### Requirement
Don't copy the pictures; return every other part of the records exactly.

Figure dataset records:

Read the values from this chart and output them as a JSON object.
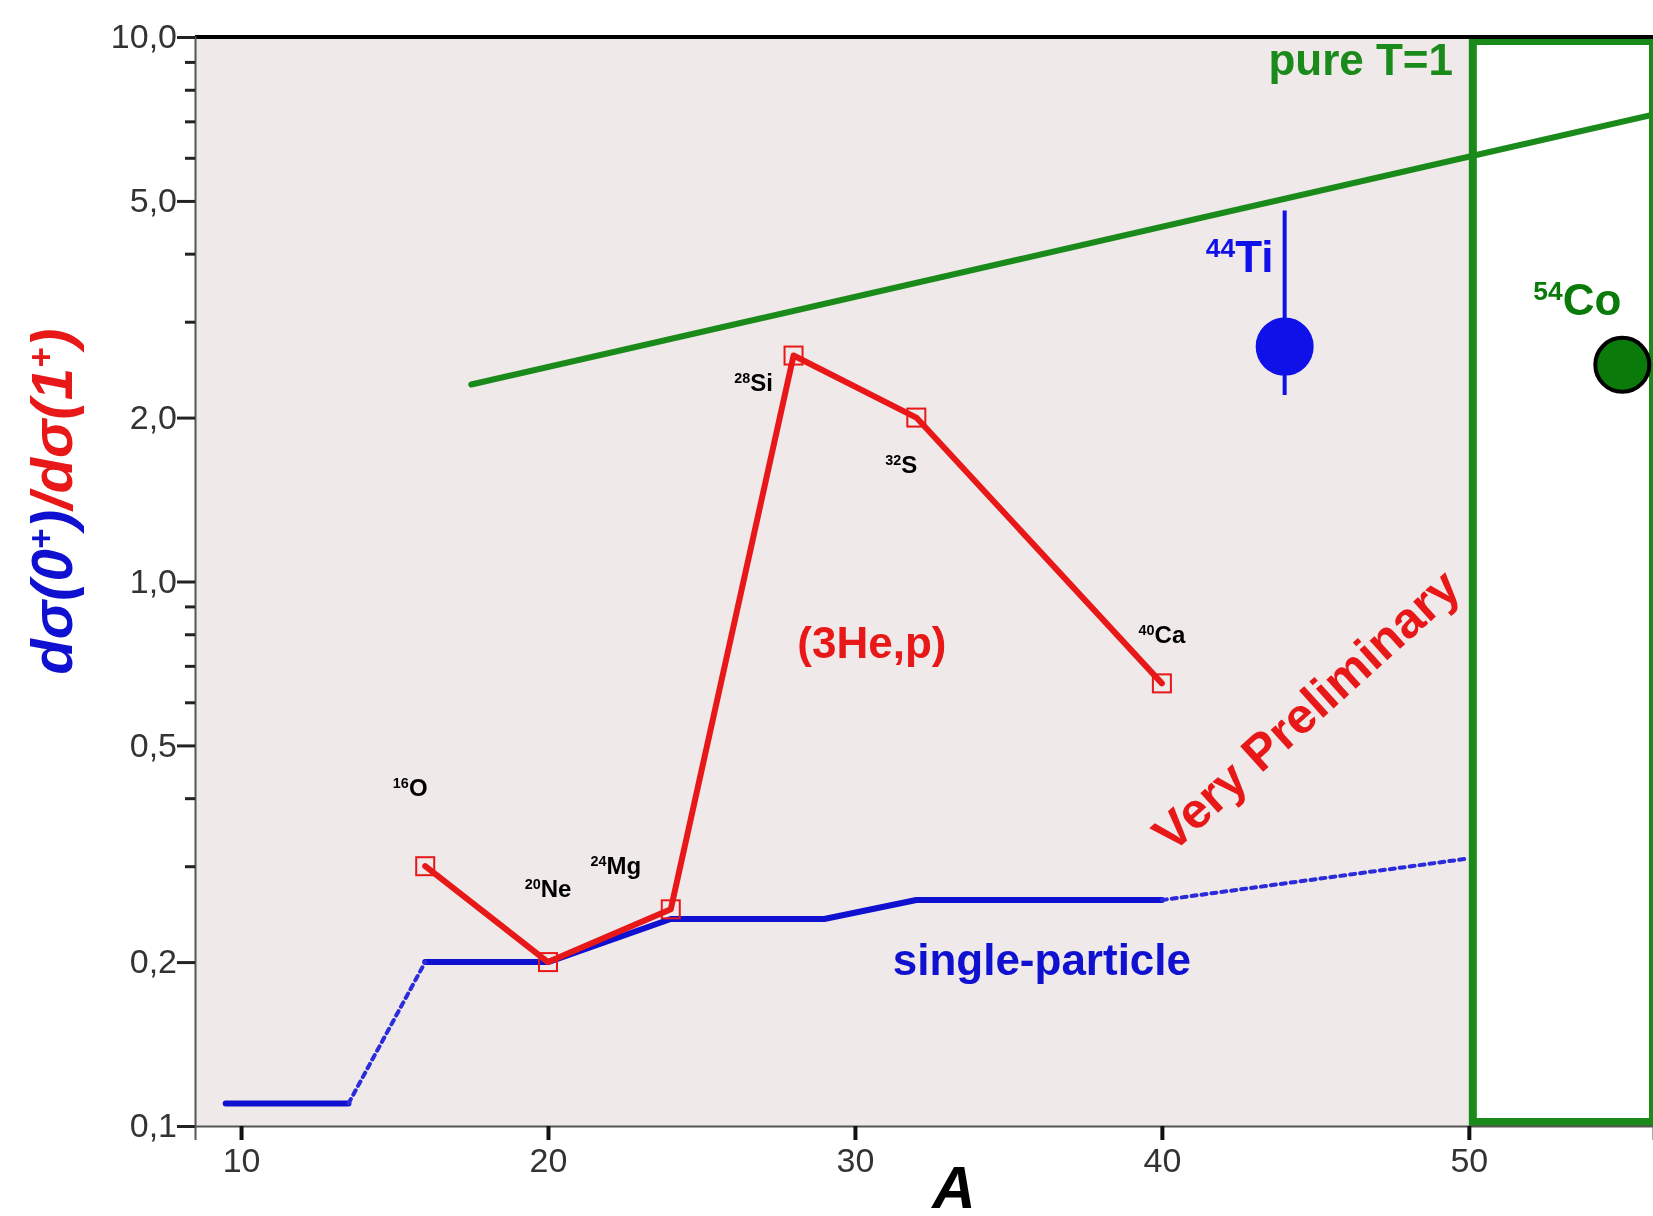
{
  "chart_data": {
    "type": "line",
    "xlabel": "A",
    "ylabel": "dσ(0$^{+}$)/dσ(1$^{+}$)",
    "log": "y",
    "grid": false,
    "xlim": [
      8.5,
      56
    ],
    "xticks": [
      10,
      20,
      30,
      40,
      50
    ],
    "ylim": [
      0.1,
      10
    ],
    "yticks": [
      {
        "value": 0.1,
        "label": "0,1"
      },
      {
        "value": 0.2,
        "label": "0,2"
      },
      {
        "value": 0.3,
        "label": null
      },
      {
        "value": 0.4,
        "label": null
      },
      {
        "value": 0.5,
        "label": "0,5"
      },
      {
        "value": 0.6,
        "label": null
      },
      {
        "value": 0.7,
        "label": null
      },
      {
        "value": 0.8,
        "label": null
      },
      {
        "value": 0.9,
        "label": null
      },
      {
        "value": 1,
        "label": "1,0"
      },
      {
        "value": 2,
        "label": "2,0"
      },
      {
        "value": 3,
        "label": null
      },
      {
        "value": 4,
        "label": null
      },
      {
        "value": 5,
        "label": "5,0"
      },
      {
        "value": 6,
        "label": null
      },
      {
        "value": 7,
        "label": null
      },
      {
        "value": 8,
        "label": null
      },
      {
        "value": 9,
        "label": null
      },
      {
        "value": 10,
        "label": "10,0"
      }
    ],
    "bands": [
      {
        "axis": "x",
        "from": 50,
        "to": 56,
        "color": "#1a8a1a"
      }
    ],
    "series": [
      {
        "name": "pure T=1",
        "color": "#1a8a1a",
        "x": [
          17.5,
          56
        ],
        "values": [
          2.3,
          7.2
        ],
        "line_style": "solid",
        "marker": "none"
      },
      {
        "name": "single-particle",
        "color": "#1010d0",
        "x": [
          9.5,
          13.5,
          14,
          16,
          20,
          24,
          29,
          32,
          40
        ],
        "values": [
          0.11,
          0.11,
          null,
          0.2,
          0.2,
          0.24,
          0.24,
          0.26,
          0.26
        ],
        "line_style": "solid",
        "marker": "none"
      },
      {
        "color": "#2b2bdc",
        "x": [
          13.5,
          16,
          28,
          40,
          50
        ],
        "values": [
          0.11,
          0.2,
          null,
          0.26,
          0.31
        ],
        "line_style": "dotted",
        "marker": "none"
      },
      {
        "name": "(3He,p)",
        "color": "#e81818",
        "x": [
          16,
          20,
          24,
          28,
          32,
          40
        ],
        "values": [
          0.3,
          0.2,
          0.25,
          2.6,
          2.0,
          0.65
        ],
        "line_style": "solid",
        "marker": "square"
      },
      {
        "name": "$^{44}$Ti",
        "type": "scatter",
        "color": "#1010e8",
        "x": [
          44
        ],
        "values": [
          2.7
        ],
        "errors": [
          [
            2.2,
            4.8
          ]
        ],
        "marker": "circle"
      },
      {
        "name": "$^{54}$Co",
        "type": "scatter",
        "color": "#0a7a0a",
        "x": [
          55
        ],
        "values": [
          2.5
        ],
        "marker": "circle"
      }
    ],
    "annotations": [
      "$^{16}$O",
      "$^{20}$Ne",
      "$^{24}$Mg",
      "$^{28}$Si",
      "$^{32}$S",
      "$^{40}$Ca",
      "Very Preliminary"
    ]
  }
}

### Solution for this exercise
Read the values from this chart and output them as a JSON object.
{
  "chart_data": {
    "type": "line",
    "xlabel": "A",
    "ylabel": "dσ(0$^{+}$)/dσ(1$^{+}$)",
    "log": "y",
    "grid": false,
    "xlim": [
      8.5,
      56
    ],
    "xticks": [
      10,
      20,
      30,
      40,
      50
    ],
    "ylim": [
      0.1,
      10
    ],
    "yticks": [
      {
        "value": 0.1,
        "label": "0,1"
      },
      {
        "value": 0.2,
        "label": "0,2"
      },
      {
        "value": 0.3,
        "label": null
      },
      {
        "value": 0.4,
        "label": null
      },
      {
        "value": 0.5,
        "label": "0,5"
      },
      {
        "value": 0.6,
        "label": null
      },
      {
        "value": 0.7,
        "label": null
      },
      {
        "value": 0.8,
        "label": null
      },
      {
        "value": 0.9,
        "label": null
      },
      {
        "value": 1,
        "label": "1,0"
      },
      {
        "value": 2,
        "label": "2,0"
      },
      {
        "value": 3,
        "label": null
      },
      {
        "value": 4,
        "label": null
      },
      {
        "value": 5,
        "label": "5,0"
      },
      {
        "value": 6,
        "label": null
      },
      {
        "value": 7,
        "label": null
      },
      {
        "value": 8,
        "label": null
      },
      {
        "value": 9,
        "label": null
      },
      {
        "value": 10,
        "label": "10,0"
      }
    ],
    "bands": [
      {
        "axis": "x",
        "from": 50,
        "to": 56,
        "color": "#1a8a1a"
      }
    ],
    "series": [
      {
        "name": "pure T=1",
        "color": "#1a8a1a",
        "x": [
          17.5,
          56
        ],
        "values": [
          2.3,
          7.2
        ],
        "line_style": "solid",
        "marker": "none"
      },
      {
        "name": "single-particle",
        "color": "#1010d0",
        "x": [
          9.5,
          13.5,
          14,
          16,
          20,
          24,
          29,
          32,
          40
        ],
        "values": [
          0.11,
          0.11,
          null,
          0.2,
          0.2,
          0.24,
          0.24,
          0.26,
          0.26
        ],
        "line_style": "solid",
        "marker": "none"
      },
      {
        "color": "#2b2bdc",
        "x": [
          13.5,
          16,
          28,
          40,
          50
        ],
        "values": [
          0.11,
          0.2,
          null,
          0.26,
          0.31
        ],
        "line_style": "dotted",
        "marker": "none"
      },
      {
        "name": "(3He,p)",
        "color": "#e81818",
        "x": [
          16,
          20,
          24,
          28,
          32,
          40
        ],
        "values": [
          0.3,
          0.2,
          0.25,
          2.6,
          2.0,
          0.65
        ],
        "line_style": "solid",
        "marker": "square"
      },
      {
        "name": "$^{44}$Ti",
        "type": "scatter",
        "color": "#1010e8",
        "x": [
          44
        ],
        "values": [
          2.7
        ],
        "errors": [
          [
            2.2,
            4.8
          ]
        ],
        "marker": "circle"
      },
      {
        "name": "$^{54}$Co",
        "type": "scatter",
        "color": "#0a7a0a",
        "x": [
          55
        ],
        "values": [
          2.5
        ],
        "marker": "circle"
      }
    ],
    "annotations": [
      "$^{16}$O",
      "$^{20}$Ne",
      "$^{24}$Mg",
      "$^{28}$Si",
      "$^{32}$S",
      "$^{40}$Ca",
      "Very Preliminary"
    ]
  }
}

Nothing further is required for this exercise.